Stated exercise
Note each line where "folder" appears, and copy it.

Dataset records
########
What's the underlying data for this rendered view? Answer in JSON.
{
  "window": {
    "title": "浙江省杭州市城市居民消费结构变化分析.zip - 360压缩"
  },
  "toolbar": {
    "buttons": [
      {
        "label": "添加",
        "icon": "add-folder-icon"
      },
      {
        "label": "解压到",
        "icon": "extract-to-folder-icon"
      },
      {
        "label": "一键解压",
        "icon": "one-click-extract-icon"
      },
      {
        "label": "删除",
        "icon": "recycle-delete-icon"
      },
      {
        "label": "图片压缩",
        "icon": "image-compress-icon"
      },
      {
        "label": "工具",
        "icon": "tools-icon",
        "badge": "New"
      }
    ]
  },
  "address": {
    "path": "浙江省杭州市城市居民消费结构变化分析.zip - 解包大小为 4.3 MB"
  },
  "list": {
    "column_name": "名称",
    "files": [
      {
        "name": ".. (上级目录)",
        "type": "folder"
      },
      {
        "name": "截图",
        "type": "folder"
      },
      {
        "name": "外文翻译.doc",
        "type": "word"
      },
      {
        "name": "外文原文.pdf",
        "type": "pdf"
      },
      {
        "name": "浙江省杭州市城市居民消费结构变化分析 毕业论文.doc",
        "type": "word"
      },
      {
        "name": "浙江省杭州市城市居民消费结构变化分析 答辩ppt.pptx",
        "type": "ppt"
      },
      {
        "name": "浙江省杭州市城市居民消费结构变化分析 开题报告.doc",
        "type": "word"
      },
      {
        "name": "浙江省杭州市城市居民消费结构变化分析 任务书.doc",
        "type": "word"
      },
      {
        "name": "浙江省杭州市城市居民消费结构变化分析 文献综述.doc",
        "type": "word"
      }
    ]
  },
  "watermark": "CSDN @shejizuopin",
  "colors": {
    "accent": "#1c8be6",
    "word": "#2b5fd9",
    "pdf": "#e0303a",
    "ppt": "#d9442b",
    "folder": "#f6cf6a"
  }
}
########
Solution to this exercise
        "icon": "add-folder-icon"
        "icon": "extract-to-folder-icon"
        "type": "folder"
        "type": "folder"
    "folder": "#f6cf6a"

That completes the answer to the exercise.